## start

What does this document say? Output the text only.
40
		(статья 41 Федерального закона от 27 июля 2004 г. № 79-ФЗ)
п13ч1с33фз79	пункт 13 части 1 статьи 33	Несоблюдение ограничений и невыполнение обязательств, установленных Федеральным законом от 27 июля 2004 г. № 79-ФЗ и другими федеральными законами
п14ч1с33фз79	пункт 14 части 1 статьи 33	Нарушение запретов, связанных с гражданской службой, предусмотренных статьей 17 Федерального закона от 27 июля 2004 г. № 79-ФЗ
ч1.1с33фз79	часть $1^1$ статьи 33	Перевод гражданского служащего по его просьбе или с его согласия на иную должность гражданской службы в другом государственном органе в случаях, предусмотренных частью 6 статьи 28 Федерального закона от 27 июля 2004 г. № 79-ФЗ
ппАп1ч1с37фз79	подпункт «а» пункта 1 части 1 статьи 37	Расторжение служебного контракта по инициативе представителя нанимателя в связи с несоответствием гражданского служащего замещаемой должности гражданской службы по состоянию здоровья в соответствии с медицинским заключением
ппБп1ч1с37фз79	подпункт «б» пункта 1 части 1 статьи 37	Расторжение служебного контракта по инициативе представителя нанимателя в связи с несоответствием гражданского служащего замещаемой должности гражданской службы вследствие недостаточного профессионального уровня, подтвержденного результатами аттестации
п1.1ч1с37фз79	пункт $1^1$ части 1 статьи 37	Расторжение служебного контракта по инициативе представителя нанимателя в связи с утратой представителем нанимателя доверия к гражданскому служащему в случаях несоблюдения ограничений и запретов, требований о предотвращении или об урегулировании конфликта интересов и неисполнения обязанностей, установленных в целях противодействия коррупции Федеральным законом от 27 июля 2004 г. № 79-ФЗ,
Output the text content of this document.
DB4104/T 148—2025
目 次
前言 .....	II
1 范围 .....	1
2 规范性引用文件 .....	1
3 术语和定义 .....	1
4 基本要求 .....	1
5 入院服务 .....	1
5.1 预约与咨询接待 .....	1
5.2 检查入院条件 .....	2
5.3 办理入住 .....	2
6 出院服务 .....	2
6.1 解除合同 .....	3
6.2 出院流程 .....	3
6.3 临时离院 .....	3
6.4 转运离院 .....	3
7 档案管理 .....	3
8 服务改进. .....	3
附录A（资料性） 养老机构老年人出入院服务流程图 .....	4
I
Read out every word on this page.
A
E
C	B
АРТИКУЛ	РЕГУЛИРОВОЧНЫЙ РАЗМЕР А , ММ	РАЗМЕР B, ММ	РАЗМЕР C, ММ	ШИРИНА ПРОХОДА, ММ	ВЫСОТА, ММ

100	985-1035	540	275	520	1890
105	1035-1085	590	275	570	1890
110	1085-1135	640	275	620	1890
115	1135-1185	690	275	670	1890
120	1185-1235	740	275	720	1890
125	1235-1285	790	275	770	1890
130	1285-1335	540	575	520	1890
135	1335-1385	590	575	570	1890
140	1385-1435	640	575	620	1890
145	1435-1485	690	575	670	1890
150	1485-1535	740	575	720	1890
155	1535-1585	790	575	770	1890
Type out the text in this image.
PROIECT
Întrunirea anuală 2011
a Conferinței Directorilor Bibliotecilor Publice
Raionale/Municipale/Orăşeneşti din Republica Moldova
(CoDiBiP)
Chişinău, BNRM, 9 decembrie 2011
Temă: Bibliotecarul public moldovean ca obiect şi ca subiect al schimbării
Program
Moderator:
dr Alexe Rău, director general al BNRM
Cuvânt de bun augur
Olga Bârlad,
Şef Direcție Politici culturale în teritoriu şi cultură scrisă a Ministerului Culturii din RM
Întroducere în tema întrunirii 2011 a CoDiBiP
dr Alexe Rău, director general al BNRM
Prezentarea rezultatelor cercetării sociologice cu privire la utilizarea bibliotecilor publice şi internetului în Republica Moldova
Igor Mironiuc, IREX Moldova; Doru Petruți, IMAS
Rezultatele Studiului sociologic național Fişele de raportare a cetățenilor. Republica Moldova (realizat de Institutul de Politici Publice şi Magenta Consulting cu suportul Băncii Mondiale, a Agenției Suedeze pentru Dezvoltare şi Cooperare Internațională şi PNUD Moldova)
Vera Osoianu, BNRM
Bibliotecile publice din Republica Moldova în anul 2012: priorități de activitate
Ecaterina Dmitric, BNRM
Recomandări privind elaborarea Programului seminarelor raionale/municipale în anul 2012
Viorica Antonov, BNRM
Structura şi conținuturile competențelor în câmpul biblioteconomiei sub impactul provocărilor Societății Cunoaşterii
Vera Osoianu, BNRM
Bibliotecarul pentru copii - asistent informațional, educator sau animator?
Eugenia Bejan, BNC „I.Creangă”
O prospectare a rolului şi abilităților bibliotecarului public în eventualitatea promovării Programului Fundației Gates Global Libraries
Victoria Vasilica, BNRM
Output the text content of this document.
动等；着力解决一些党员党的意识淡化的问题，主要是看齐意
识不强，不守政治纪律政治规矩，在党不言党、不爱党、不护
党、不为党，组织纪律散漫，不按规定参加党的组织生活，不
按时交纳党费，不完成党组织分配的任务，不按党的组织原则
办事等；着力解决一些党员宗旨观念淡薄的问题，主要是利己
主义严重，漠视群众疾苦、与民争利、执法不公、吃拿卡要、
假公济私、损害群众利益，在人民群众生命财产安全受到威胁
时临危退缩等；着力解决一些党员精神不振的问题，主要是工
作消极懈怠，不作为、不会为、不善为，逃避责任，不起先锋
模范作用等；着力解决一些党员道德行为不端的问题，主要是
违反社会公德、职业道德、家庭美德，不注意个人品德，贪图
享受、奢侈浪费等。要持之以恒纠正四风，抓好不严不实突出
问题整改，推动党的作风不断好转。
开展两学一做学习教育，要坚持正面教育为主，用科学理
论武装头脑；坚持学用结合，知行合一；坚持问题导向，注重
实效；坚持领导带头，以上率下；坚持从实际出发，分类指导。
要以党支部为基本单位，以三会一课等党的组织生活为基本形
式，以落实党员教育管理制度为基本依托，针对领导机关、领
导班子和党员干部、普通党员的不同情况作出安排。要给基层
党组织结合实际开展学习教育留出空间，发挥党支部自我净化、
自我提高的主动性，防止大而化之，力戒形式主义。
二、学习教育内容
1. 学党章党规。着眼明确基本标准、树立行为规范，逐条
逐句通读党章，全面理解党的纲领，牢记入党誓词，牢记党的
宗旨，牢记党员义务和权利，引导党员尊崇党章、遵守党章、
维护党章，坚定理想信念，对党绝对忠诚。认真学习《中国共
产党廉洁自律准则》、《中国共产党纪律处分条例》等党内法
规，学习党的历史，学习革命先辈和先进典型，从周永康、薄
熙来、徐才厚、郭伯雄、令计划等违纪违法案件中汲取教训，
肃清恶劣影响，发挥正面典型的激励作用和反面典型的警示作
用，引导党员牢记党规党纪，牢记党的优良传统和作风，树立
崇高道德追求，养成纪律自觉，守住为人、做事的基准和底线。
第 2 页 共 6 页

## end

Find the lines containing "Politici" and list every one of them.

Şef Direcție Politici culturale în teritoriu şi cultură scrisă a Ministerului Culturii din RM
Rezultatele Studiului sociologic național Fişele de raportare a cetățenilor. Republica Moldova (realizat de Institutul de Politici Publice şi Magenta Consulting cu suportul Băncii Mondiale, a Agenției Suedeze pentru Dezvoltare şi Cooperare Internațională şi PNUD Moldova)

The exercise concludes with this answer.